What is required: From the entries below, list each line with "Temperature".

Data extract:
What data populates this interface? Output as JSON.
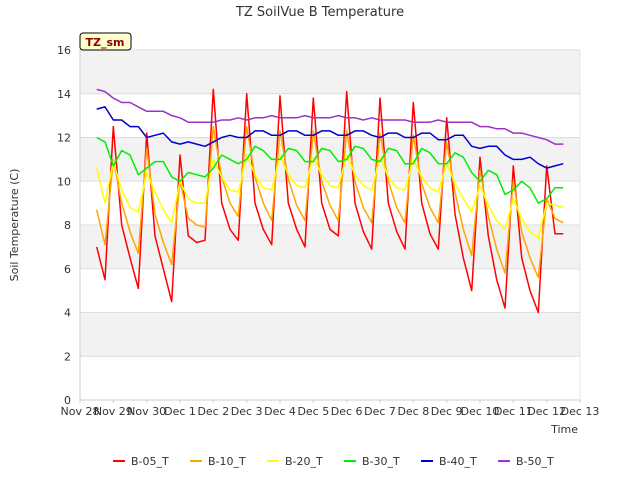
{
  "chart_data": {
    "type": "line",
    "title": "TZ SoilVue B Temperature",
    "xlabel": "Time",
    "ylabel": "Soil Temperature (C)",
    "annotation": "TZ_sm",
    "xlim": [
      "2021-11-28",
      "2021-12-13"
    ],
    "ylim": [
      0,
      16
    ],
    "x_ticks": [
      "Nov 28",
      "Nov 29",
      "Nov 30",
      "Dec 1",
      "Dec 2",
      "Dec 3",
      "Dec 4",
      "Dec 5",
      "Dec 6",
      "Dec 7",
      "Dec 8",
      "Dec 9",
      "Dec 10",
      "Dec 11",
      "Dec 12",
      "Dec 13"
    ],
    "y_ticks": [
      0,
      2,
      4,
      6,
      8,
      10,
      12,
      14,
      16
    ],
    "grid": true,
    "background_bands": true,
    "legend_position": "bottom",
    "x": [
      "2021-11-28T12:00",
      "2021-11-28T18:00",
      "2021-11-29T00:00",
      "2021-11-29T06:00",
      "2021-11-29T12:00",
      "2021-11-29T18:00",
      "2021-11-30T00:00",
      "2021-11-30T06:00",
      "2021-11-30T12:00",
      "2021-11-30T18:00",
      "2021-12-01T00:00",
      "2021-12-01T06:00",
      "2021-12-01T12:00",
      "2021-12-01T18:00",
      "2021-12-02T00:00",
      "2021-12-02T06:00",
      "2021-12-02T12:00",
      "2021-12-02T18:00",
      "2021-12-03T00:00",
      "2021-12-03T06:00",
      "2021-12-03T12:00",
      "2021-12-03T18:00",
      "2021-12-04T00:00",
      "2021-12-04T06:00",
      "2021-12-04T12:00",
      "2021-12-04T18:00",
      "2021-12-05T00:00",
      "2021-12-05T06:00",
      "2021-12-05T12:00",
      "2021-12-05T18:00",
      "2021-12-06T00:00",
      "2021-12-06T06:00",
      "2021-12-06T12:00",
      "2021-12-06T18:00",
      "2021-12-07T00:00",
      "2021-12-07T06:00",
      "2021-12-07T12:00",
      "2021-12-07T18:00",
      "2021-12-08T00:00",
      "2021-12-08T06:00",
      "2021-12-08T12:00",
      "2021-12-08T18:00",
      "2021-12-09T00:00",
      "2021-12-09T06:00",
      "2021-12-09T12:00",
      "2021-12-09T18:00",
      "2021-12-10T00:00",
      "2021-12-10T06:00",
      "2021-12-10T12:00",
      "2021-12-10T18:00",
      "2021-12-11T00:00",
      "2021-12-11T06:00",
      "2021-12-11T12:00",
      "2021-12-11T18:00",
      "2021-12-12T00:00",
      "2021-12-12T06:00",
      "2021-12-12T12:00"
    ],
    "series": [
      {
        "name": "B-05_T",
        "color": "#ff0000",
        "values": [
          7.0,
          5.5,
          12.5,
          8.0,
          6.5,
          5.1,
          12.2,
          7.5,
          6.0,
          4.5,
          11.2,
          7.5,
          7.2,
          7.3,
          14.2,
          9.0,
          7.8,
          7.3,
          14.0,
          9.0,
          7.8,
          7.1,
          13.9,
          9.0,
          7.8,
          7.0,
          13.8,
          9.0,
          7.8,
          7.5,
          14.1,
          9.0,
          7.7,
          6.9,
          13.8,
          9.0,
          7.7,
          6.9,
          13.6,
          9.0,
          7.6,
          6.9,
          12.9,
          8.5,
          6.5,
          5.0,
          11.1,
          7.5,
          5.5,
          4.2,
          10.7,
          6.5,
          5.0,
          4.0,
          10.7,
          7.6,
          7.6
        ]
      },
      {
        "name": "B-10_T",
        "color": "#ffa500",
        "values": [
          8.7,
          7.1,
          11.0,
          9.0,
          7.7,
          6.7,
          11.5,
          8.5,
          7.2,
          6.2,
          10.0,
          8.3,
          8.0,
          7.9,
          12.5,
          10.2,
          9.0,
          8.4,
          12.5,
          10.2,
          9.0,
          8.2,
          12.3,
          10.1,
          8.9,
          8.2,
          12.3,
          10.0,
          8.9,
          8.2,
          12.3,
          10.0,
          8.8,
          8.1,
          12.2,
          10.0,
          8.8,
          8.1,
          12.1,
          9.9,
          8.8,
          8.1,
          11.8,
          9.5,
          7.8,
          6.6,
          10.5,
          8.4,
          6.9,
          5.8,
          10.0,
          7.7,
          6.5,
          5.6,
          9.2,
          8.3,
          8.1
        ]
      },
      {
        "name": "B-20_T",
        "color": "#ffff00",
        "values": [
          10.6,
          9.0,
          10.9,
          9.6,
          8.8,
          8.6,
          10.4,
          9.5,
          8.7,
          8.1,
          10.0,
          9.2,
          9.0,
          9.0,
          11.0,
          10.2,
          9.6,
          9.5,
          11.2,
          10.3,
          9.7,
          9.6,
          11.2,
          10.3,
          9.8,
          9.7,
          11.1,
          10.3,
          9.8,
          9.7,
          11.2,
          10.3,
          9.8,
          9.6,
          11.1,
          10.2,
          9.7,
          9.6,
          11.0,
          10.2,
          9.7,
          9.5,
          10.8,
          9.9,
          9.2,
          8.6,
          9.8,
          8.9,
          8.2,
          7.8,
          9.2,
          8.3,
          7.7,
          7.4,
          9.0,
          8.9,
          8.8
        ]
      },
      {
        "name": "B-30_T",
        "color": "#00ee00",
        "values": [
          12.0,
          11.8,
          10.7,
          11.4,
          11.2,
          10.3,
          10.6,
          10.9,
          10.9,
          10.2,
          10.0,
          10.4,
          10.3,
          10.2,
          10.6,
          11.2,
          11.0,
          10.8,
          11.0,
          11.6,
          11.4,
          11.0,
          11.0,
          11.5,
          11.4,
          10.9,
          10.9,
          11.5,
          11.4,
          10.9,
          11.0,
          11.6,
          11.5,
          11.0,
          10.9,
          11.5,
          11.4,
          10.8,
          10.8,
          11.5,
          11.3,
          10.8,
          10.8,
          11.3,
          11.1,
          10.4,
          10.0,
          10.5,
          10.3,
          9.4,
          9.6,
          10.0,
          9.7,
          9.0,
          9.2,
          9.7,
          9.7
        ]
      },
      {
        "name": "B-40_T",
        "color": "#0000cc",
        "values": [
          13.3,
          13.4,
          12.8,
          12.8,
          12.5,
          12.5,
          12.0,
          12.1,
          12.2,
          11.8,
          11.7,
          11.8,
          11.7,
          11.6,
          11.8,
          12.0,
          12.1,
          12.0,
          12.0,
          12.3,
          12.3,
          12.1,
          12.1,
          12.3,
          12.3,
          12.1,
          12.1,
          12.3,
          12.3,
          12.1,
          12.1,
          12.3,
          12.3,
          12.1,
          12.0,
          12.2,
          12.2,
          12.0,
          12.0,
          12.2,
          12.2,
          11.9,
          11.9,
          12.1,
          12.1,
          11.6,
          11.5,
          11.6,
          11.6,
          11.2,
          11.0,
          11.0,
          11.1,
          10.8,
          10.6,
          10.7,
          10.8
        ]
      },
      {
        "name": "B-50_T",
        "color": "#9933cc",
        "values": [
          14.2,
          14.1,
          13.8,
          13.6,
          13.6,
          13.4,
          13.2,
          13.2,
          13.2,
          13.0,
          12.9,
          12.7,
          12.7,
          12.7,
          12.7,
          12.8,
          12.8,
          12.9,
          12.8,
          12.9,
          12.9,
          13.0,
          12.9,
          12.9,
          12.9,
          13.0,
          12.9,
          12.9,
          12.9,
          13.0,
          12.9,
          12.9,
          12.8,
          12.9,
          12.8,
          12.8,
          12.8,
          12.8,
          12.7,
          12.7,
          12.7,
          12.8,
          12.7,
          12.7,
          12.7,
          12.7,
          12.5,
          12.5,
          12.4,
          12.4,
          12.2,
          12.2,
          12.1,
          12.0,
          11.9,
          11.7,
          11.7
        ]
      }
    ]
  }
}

Correct output:
    "title": "TZ SoilVue B Temperature",
    "ylabel": "Soil Temperature (C)",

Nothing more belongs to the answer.